EXERCISE INPUT:

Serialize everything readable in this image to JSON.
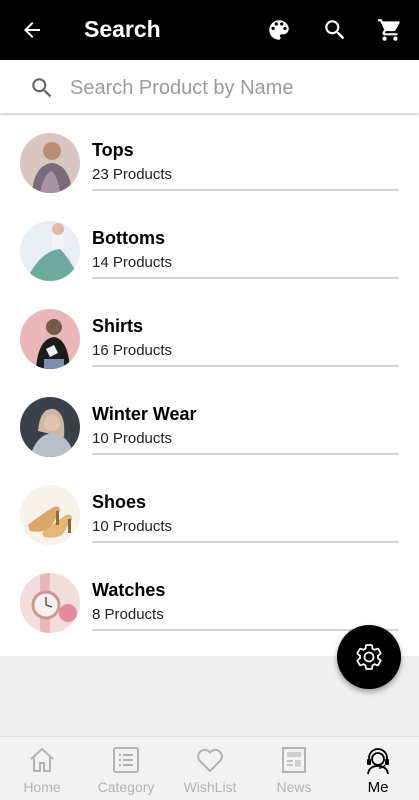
{
  "header": {
    "title": "Search",
    "back_icon": "arrow-left-icon",
    "actions": [
      "palette-icon",
      "search-icon",
      "cart-icon"
    ],
    "background": "#000000"
  },
  "search": {
    "placeholder": "Search Product by Name",
    "value": "",
    "icon": "search-icon"
  },
  "categories": [
    {
      "name": "Tops",
      "count": "23 Products",
      "thumb_colors": [
        "#c9a9a1",
        "#7b6b78"
      ]
    },
    {
      "name": "Bottoms",
      "count": "14 Products",
      "thumb_colors": [
        "#e9eef4",
        "#6fa99c"
      ]
    },
    {
      "name": "Shirts",
      "count": "16 Products",
      "thumb_colors": [
        "#e9b7b7",
        "#1c1c1c"
      ]
    },
    {
      "name": "Winter Wear",
      "count": "10 Products",
      "thumb_colors": [
        "#3b4148",
        "#cbb9a6"
      ]
    },
    {
      "name": "Shoes",
      "count": "10 Products",
      "thumb_colors": [
        "#f7f2ec",
        "#d9a766"
      ]
    },
    {
      "name": "Watches",
      "count": "8 Products",
      "thumb_colors": [
        "#f3dcdc",
        "#e48b9b"
      ]
    }
  ],
  "fab": {
    "icon": "gear-icon"
  },
  "bottom_nav": [
    {
      "label": "Home",
      "icon": "home-icon",
      "active": false
    },
    {
      "label": "Category",
      "icon": "list-icon",
      "active": false
    },
    {
      "label": "WishList",
      "icon": "heart-icon",
      "active": false
    },
    {
      "label": "News",
      "icon": "newspaper-icon",
      "active": false
    },
    {
      "label": "Me",
      "icon": "support-agent-icon",
      "active": true
    }
  ],
  "colors": {
    "accent": "#000000",
    "inactive_nav": "#b3b3b3",
    "divider": "#d4d4d4"
  }
}
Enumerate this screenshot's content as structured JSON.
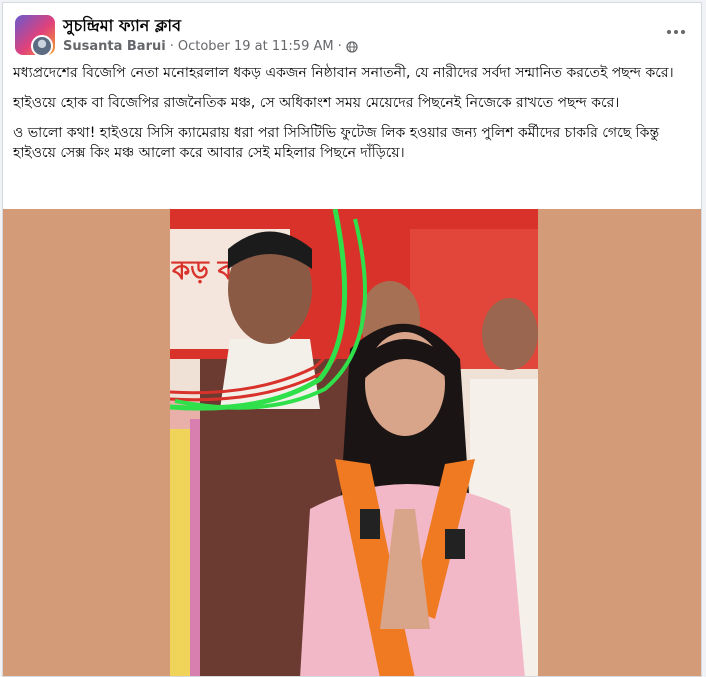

WHAT IS BEING ASKED:
Locate all lines that include the word "label" and copy them out.

SOLUTION FOR THIS PROBLEM:
      "label": "Home",
      "label": "Category",
      "label": "WishList",
      "label": "News",
      "label": "Me",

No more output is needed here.